Dataset excerpt:
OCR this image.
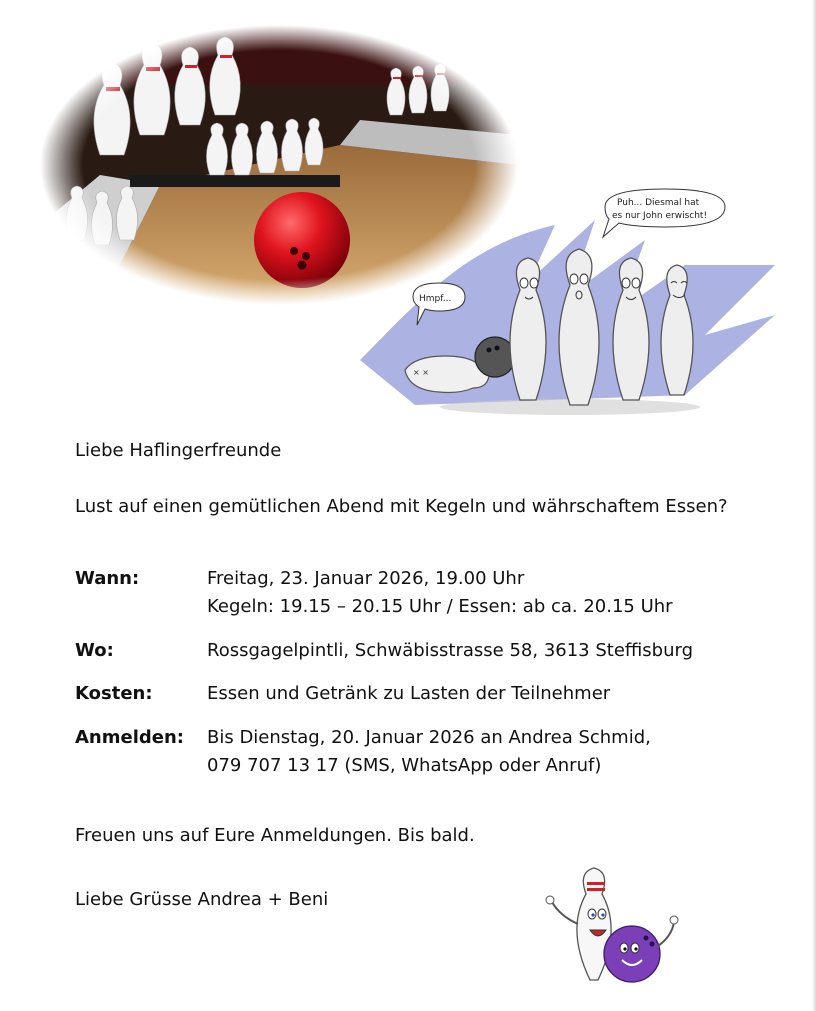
× ×
Puh... Diesmal hat
es nur John erwischt!
Hmpf...
Liebe Haflingerfreunde
Lust auf einen gemütlichen Abend mit Kegeln und währschaftem Essen?
Wann:	Freitag, 23. Januar 2026, 19.00 Uhr
Kegeln: 19.15 – 20.15 Uhr / Essen: ab ca. 20.15 Uhr
Wo:	Rossgagelpintli, Schwäbisstrasse 58, 3613 Steffisburg
Kosten:	Essen und Getränk zu Lasten der Teilnehmer
Anmelden: Bis Dienstag, 20. Januar 2026 an Andrea Schmid,
079 707 13 17 (SMS, WhatsApp oder Anruf)
Freuen uns auf Eure Anmeldungen. Bis bald.
Liebe Grüsse Andrea + Beni
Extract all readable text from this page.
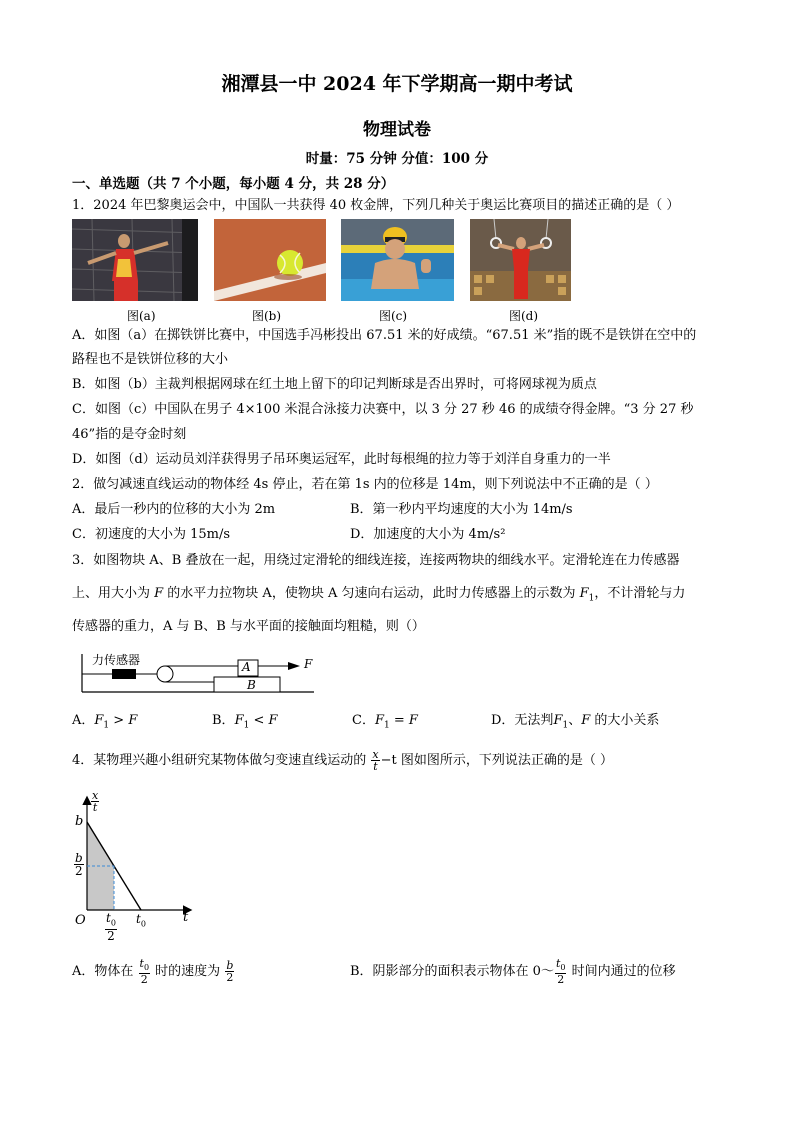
湘潭县一中 2024 年下学期高一期中考试
物理试卷
时量：75 分钟 分值：100 分
一、单选题（共 7 个小题，每小题 4 分，共 28 分）
1．2024 年巴黎奥运会中，中国队一共获得 40 枚金牌，下列几种关于奥运比赛项目的描述正确的是（ ）
图(a)	图(b)	图(c)	图(d)
A．如图（a）在掷铁饼比赛中，中国选手冯彬投出 67.51 米的好成绩。“67.51 米”指的既不是铁饼在空中的
路程也不是铁饼位移的大小
B．如图（b）主裁判根据网球在红土地上留下的印记判断球是否出界时，可将网球视为质点
C．如图（c）中国队在男子 4×100 米混合泳接力决赛中，以 3 分 27 秒 46 的成绩夺得金牌。“3 分 27 秒
46”指的是夺金时刻
D．如图（d）运动员刘洋获得男子吊环奥运冠军，此时每根绳的拉力等于刘洋自身重力的一半
2．做匀减速直线运动的物体经 4s 停止，若在第 1s 内的位移是 14m，则下列说法中不正确的是（ ）
A．最后一秒内的位移的大小为 2m	B．第一秒内平均速度的大小为 14m/s
C．初速度的大小为 15m/s	D．加速度的大小为 4m/s²
3．如图物块 A、B 叠放在一起，用绕过定滑轮的细线连接，连接两物块的细线水平。定滑轮连在力传感器
上、用大小为 F 的水平力拉物块 A，使物块 A 匀速向右运动，此时力传感器上的示数为 $F_1$，不计滑轮与力
传感器的重力，A 与 B、B 与水平面的接触面均粗糙，则（）
力传感器	A
B
F
A．$F_1 > F$	B．$F_1 < F$	C．$F_1 = F$	D．无法判$F_1$、F 的大小关系
4．某物理兴趣小组研究某物体做匀变速直线运动的 $\frac{x}{t} -t$ 图如图所示，下列说法正确的是（ ）
$\frac{x}{t}$
b
$\frac{b}{2}$
O $\frac{t_0}{2} t_0$	t
A．物体在 $\frac{t_0}{2}$ 时的速度为 $\frac{b}{2}$	B．阴影部分的面积表示物体在 0～ $\frac{t_0}{2}$ 时间内通过的位移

# Given instruction
Leave out the pictures and restate everything else word for word.

# Task response
OCR this image.
× ×
Puh... Diesmal hat
es nur John erwischt!
Hmpf...
Liebe Haflingerfreunde
Lust auf einen gemütlichen Abend mit Kegeln und währschaftem Essen?
Wann:	Freitag, 23. Januar 2026, 19.00 Uhr
Kegeln: 19.15 – 20.15 Uhr / Essen: ab ca. 20.15 Uhr
Wo:	Rossgagelpintli, Schwäbisstrasse 58, 3613 Steffisburg
Kosten:	Essen und Getränk zu Lasten der Teilnehmer
Anmelden: Bis Dienstag, 20. Januar 2026 an Andrea Schmid,
079 707 13 17 (SMS, WhatsApp oder Anruf)
Freuen uns auf Eure Anmeldungen. Bis bald.
Liebe Grüsse Andrea + Beni
Extract all readable text from this page.
湘潭县一中 2024 年下学期高一期中考试
物理试卷
时量：75 分钟 分值：100 分
一、单选题（共 7 个小题，每小题 4 分，共 28 分）
1．2024 年巴黎奥运会中，中国队一共获得 40 枚金牌，下列几种关于奥运比赛项目的描述正确的是（ ）
图(a)	图(b)	图(c)	图(d)
A．如图（a）在掷铁饼比赛中，中国选手冯彬投出 67.51 米的好成绩。“67.51 米”指的既不是铁饼在空中的
路程也不是铁饼位移的大小
B．如图（b）主裁判根据网球在红土地上留下的印记判断球是否出界时，可将网球视为质点
C．如图（c）中国队在男子 4×100 米混合泳接力决赛中，以 3 分 27 秒 46 的成绩夺得金牌。“3 分 27 秒
46”指的是夺金时刻
D．如图（d）运动员刘洋获得男子吊环奥运冠军，此时每根绳的拉力等于刘洋自身重力的一半
2．做匀减速直线运动的物体经 4s 停止，若在第 1s 内的位移是 14m，则下列说法中不正确的是（ ）
A．最后一秒内的位移的大小为 2m	B．第一秒内平均速度的大小为 14m/s
C．初速度的大小为 15m/s	D．加速度的大小为 4m/s²
3．如图物块 A、B 叠放在一起，用绕过定滑轮的细线连接，连接两物块的细线水平。定滑轮连在力传感器
上、用大小为 F 的水平力拉物块 A，使物块 A 匀速向右运动，此时力传感器上的示数为 $F_1$，不计滑轮与力
传感器的重力，A 与 B、B 与水平面的接触面均粗糙，则（）
力传感器	A
B
F
A．$F_1 > F$	B．$F_1 < F$	C．$F_1 = F$	D．无法判$F_1$、F 的大小关系
4．某物理兴趣小组研究某物体做匀变速直线运动的 $\frac{x}{t} -t$ 图如图所示，下列说法正确的是（ ）
$\frac{x}{t}$
b
$\frac{b}{2}$
O $\frac{t_0}{2} t_0$	t
A．物体在 $\frac{t_0}{2}$ 时的速度为 $\frac{b}{2}$	B．阴影部分的面积表示物体在 0～ $\frac{t_0}{2}$ 时间内通过的位移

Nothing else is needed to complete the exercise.